Notes: T47-D (A) and BT-474 (B) cells were treated at 37°C for 24 hours with 10 nM MPA, 10 nM MPA +10 µM RO, or 10 µM RO alone in 5% DCC-treated FBS–DMEM/F12. Cells were labeled with CD44-APC and CD24-PE antibodies and analyzed using flow cytometry. Equal numbers of cells were analyzed in each treatment group. Bar graphs quantitate CD44 expression. Bars represent mean ± SEM (n=3); fold change is compared with control value (set at 1). *Significantly different compared with controls. **Significantly different compared with MPA-induced CD44 expression (ANOVA; P<0.05).

Abbreviations: ANOVA, analysis of variance; APC, allophycocyanin; DCC, dextran-coated charcoal; FBS, fetal bovine serum; MPA, medroxyprogesterone acetate; PE, phycoerythrin; RO, RO 48-8071; SEM, standard error of the mean.

RO decreases PR protein expression but not PR mRNA expression in T47-D cells

In a previous study, we established that MPA induction of CD44 protein expression in T47-D cells is PR dependent.7 Furthermore, we previously showed that RO degrades ERα, the primary receptor responsible for stimulating cell proliferation.16 Consequently, we hypothesized that RO-mediated decreases in MPA-induced CD44 expression (Figure 1) might arise due to PR degradation, which could occur in a manner similar to that previously reported for ERα. To examine if RO’s effects on CD44 expression that we observed in breast cancer cells were due to degradation of PR, we first investigated PR protein and mRNA expressions in RO-treated T47-D cells. Western blot analysis of T47-D cells demonstrated that protein expression of both human PR isoforms (transcribed from a single gene and differing in their N-terminal region; termed PR-A and PR-B17) was significantly reduced by RO treatment (Figure 2A and B). We next sought to determine whether regulation of PR by RO occurs at the transcriptional or post-transcriptional level. When we isolated RNA from RO-treated T47-D cells and then conducted RT-PCR analyses, we found that RO had no effect on PR mRNA expression, suggesting that RO effects on PR are exerted post-transcriptionally (Figure 2C and D).

Figure 2 RO decreases PR protein expression but not PR mRNA expression in T47-D cells.

---*---

* **Work order A**: In the passage on RO treatment of breast cancer cells, what did the RT-PCR analyses show about RO's effect on PR mRNA expression?
* **Work order B**: Pick up the passage on RO treatment of breast cancer cells from where it stops and keep writing.
The data entries have nothing to do with the passage on RO treatment of breast cancer cells.

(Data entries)
---*---

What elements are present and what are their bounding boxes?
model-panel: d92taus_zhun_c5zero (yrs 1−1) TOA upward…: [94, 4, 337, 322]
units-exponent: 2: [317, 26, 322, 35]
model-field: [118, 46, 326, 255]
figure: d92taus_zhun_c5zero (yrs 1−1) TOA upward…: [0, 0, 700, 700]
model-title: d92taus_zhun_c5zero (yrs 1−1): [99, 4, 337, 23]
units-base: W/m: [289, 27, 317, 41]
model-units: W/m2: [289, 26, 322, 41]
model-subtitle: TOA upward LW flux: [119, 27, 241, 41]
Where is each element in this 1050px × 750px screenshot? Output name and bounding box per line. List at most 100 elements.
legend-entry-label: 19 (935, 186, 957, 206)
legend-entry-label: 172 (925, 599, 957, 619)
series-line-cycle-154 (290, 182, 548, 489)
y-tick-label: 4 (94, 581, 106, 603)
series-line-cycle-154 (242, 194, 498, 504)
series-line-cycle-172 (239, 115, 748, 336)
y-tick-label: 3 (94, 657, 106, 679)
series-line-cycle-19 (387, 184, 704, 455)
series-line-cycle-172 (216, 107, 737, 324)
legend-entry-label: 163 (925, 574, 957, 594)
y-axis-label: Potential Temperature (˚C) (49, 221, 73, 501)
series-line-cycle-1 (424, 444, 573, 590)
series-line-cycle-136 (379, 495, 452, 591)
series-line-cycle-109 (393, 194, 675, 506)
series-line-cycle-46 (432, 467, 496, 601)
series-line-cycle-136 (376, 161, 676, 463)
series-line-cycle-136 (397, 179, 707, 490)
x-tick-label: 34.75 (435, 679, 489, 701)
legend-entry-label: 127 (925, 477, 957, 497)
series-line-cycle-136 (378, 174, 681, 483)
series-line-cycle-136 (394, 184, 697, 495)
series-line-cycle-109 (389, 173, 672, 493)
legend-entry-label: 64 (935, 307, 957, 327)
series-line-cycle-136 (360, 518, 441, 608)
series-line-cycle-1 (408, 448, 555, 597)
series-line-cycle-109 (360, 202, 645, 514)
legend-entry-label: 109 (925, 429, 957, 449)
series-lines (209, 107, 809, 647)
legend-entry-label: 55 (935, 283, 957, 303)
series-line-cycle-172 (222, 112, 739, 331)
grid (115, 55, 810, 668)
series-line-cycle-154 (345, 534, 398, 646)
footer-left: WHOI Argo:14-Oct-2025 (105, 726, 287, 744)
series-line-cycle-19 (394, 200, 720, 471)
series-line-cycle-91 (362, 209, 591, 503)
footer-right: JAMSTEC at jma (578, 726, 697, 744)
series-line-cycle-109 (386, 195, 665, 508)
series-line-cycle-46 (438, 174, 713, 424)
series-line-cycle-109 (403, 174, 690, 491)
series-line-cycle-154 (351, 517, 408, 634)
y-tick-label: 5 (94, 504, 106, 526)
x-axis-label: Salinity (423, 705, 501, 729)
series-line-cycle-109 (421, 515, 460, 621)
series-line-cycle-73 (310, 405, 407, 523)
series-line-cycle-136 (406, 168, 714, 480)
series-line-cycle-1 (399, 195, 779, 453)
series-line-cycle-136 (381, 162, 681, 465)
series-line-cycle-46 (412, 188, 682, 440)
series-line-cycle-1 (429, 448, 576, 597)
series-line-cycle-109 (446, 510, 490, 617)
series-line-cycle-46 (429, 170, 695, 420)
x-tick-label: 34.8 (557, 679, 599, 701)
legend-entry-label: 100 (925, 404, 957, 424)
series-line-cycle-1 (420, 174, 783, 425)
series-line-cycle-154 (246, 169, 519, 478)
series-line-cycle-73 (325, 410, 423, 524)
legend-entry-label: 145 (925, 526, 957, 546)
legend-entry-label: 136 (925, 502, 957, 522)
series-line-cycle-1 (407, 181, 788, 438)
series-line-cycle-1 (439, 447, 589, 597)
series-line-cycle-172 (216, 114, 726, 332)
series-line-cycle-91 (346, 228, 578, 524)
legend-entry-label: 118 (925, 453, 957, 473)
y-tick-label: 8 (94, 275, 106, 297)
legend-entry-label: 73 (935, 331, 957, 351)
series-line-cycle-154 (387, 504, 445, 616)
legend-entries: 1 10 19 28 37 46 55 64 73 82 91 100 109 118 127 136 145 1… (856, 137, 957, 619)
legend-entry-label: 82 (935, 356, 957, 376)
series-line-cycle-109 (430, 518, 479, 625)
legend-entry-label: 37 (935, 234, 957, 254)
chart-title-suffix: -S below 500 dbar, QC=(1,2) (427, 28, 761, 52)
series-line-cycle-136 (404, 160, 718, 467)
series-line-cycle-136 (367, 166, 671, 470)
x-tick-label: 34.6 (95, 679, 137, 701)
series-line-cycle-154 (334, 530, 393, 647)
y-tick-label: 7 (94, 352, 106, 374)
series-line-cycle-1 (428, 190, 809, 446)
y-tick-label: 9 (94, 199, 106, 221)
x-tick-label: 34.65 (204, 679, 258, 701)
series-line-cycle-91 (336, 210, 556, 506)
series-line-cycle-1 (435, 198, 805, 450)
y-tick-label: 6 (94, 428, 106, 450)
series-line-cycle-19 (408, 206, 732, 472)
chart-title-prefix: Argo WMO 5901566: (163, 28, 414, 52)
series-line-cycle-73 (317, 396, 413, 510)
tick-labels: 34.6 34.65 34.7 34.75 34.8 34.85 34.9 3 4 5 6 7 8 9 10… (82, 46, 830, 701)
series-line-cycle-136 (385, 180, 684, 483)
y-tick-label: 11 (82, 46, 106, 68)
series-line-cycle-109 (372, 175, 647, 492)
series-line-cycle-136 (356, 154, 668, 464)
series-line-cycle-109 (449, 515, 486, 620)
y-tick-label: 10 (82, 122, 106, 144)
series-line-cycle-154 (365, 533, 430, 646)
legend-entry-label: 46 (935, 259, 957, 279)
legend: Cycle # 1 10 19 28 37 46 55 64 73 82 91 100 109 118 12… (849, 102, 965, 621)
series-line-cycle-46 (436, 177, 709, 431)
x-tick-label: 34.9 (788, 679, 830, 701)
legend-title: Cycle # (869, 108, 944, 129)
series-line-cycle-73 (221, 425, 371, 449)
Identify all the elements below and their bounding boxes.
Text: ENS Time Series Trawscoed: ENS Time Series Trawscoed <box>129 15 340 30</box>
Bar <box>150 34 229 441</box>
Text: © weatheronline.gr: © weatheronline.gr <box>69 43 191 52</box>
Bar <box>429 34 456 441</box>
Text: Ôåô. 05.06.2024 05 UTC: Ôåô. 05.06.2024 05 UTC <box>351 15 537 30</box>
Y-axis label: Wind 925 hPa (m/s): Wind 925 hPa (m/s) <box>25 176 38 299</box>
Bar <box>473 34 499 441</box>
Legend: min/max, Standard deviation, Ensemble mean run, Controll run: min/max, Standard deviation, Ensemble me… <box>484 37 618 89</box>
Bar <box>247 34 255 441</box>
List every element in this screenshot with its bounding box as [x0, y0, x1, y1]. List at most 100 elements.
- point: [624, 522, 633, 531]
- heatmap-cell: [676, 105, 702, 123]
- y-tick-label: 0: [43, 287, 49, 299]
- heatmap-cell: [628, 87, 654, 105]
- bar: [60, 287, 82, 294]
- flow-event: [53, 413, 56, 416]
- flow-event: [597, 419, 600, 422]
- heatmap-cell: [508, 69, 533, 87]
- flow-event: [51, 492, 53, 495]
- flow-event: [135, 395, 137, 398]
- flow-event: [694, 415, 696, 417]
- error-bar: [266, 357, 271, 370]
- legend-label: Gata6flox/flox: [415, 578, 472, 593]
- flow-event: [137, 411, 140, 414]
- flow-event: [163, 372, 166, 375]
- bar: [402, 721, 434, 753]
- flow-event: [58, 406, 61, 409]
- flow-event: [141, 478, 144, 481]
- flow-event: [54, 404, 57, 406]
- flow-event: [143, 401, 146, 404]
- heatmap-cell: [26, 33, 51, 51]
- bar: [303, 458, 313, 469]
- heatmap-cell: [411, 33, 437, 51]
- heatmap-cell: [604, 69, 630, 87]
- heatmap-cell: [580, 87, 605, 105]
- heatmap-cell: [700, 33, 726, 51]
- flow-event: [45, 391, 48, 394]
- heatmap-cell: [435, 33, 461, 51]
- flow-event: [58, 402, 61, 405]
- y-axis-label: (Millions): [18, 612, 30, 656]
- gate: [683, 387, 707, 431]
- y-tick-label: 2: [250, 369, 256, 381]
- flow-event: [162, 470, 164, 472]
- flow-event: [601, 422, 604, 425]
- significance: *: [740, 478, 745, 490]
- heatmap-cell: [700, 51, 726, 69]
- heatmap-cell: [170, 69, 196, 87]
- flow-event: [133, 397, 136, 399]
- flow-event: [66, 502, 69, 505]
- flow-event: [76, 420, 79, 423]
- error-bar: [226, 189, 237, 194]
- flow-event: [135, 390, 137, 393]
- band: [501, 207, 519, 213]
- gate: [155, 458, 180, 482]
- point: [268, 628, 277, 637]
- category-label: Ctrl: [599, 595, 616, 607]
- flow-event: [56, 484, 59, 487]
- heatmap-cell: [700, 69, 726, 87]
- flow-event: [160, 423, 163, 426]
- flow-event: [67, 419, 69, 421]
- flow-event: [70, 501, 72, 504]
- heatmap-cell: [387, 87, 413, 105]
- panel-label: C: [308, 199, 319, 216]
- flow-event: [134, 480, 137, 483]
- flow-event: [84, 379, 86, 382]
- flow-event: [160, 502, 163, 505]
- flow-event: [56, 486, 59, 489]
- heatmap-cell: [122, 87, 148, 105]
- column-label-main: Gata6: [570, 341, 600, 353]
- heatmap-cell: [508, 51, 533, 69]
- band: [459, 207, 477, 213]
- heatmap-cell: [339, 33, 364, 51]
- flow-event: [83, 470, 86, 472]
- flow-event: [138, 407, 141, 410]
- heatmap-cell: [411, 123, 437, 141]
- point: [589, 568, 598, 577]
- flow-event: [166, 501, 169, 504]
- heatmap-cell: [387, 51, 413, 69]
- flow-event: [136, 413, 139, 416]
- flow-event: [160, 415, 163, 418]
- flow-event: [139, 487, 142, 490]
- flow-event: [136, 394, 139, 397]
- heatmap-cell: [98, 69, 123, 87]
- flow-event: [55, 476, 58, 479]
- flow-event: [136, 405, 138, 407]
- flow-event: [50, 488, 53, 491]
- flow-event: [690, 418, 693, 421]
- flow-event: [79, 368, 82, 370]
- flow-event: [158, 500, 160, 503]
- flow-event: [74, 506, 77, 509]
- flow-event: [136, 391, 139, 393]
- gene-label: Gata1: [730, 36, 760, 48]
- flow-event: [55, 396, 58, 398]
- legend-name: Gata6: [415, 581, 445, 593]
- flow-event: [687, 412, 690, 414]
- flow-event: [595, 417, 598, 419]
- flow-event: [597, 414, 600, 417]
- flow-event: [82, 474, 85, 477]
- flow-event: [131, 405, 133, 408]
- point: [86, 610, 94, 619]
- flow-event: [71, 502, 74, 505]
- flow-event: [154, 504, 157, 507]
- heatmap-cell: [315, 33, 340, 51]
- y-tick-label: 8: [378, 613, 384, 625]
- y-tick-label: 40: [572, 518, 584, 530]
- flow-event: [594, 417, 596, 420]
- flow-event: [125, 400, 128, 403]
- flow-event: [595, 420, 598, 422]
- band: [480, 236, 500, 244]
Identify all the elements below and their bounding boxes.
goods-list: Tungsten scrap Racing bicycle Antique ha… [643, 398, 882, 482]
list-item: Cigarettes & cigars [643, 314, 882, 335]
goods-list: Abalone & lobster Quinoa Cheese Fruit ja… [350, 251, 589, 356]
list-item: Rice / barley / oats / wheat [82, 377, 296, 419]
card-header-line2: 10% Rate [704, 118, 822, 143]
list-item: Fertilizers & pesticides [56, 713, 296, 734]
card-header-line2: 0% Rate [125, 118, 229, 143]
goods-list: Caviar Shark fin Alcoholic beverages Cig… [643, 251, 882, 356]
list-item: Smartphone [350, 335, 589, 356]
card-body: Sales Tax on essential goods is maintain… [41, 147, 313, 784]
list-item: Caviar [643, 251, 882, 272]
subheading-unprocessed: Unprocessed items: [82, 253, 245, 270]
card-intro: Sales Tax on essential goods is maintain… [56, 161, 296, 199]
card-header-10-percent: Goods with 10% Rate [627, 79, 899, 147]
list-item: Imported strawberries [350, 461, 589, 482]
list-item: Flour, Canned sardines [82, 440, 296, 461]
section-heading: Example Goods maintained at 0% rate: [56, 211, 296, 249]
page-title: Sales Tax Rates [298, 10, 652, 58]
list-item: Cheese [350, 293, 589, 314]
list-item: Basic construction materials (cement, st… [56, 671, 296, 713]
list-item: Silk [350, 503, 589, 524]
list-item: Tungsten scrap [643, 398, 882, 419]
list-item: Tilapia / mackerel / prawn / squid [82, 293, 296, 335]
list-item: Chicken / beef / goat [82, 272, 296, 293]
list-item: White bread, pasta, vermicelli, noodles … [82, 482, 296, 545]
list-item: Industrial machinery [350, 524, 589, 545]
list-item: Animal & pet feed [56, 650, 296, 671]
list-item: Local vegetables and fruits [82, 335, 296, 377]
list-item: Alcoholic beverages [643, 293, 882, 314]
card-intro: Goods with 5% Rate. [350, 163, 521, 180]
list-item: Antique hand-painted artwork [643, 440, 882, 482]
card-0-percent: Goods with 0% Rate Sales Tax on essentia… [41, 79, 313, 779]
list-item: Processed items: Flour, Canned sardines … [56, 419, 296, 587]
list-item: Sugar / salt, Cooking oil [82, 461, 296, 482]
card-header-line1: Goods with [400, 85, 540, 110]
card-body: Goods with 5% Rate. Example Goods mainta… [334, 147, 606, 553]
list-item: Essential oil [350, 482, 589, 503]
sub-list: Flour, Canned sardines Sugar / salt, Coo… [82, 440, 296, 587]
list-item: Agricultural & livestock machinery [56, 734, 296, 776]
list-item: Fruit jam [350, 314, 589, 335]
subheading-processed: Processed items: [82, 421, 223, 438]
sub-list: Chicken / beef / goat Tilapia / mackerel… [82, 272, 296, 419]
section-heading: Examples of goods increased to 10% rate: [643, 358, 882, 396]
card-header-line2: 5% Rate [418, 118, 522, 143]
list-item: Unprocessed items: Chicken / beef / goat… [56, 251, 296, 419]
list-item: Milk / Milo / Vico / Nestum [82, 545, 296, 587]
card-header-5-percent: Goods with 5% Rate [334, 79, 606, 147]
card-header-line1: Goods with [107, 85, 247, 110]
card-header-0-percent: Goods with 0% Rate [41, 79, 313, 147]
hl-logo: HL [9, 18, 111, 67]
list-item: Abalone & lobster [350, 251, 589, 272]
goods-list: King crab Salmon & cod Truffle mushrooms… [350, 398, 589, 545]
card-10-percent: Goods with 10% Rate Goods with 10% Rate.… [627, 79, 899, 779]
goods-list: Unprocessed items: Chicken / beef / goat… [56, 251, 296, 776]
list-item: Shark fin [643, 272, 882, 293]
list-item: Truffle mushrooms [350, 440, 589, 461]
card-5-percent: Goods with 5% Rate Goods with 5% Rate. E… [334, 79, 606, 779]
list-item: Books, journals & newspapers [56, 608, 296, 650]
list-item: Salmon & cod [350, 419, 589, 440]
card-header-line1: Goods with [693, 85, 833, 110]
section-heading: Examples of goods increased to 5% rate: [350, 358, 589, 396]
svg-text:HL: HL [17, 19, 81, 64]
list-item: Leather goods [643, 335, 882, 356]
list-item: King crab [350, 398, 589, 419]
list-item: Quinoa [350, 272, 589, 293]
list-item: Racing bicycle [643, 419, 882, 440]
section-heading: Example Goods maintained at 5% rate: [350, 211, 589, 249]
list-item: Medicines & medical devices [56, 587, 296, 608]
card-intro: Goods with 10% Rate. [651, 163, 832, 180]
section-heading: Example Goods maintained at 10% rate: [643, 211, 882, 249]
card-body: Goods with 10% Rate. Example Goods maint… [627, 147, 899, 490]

---*---

* **Written answer A**: RO had no effect on PR mRNA expression.

* **Written answer B**:
Notes: (A and B) T47-D cells were treated at 37°C for 24 hours with 10 µM RO in 5% DCC-treated FBS–DMEM/F12. (A) Whole-cell extracts were prepared and subjected to Western blotting. β-Actin was used as a loading control. A representative blot is shown. (B) Bar graphs quantitate Western blot data. Bars represent mean ± SEM (n=4); percent expression normalized with β-actin is compared with control value (set at 100%). *Significantly different compared with controls (Student t-test; P<0.05). (C and D) T47-D cells were treated at 37°C for 6 hours with 10 or 25 µM RO in 5% DCC-treated FBS–DMEM/F12. RNA was isolated from these cells and analyzed by RT-PCR for PR and GAPDH mRNA expressions. PCR products were then subjected to electrophoresis on ethidium bromide agarose gels. (D) Bar graphs quantitate PCR product data normalized with GAPDH expression. Bars represent mean ± SEM (n=7); fold change is compared with control value (set at 1). No significant difference was found between groups (ANOVA; P>0.05).

Abbreviations: ANOVA, analysis of variance; DCC, dextran-coated charcoal; FBS, fetal bovine serum; GAPDH, glyceraldehyde-3-phosphate dehydrogenase; PCR, polymerase chain reaction; PR, progesterone receptor; RT-PCR, reverse transcription-PCR; RO, RO 48-8071; SEM, standard error of the mean.

RO decreases PR protein expression in T47-D cells via the proteasome degradation pathway

Ubiquitination is a process by which cells modify proteins for degradation via the proteasome complex.18 In order to explore the mechanisms by which RO may reduce PR protein expression in T47-D cells, we examined the effects of MG-132, a potent proteasome inhibitor, on PR expression. Western blot analysis of T47-D cells showed that reductions in PR protein expression observed in the presence of RO were “rescued” by MG-132, indicating that RO-mediated decreases in PR expression are indeed dependent on ubiquitination (Figure 3).

Figure 3 RO reduces PR protein expression in T47-D cells in a ubiquitination-dependent manner.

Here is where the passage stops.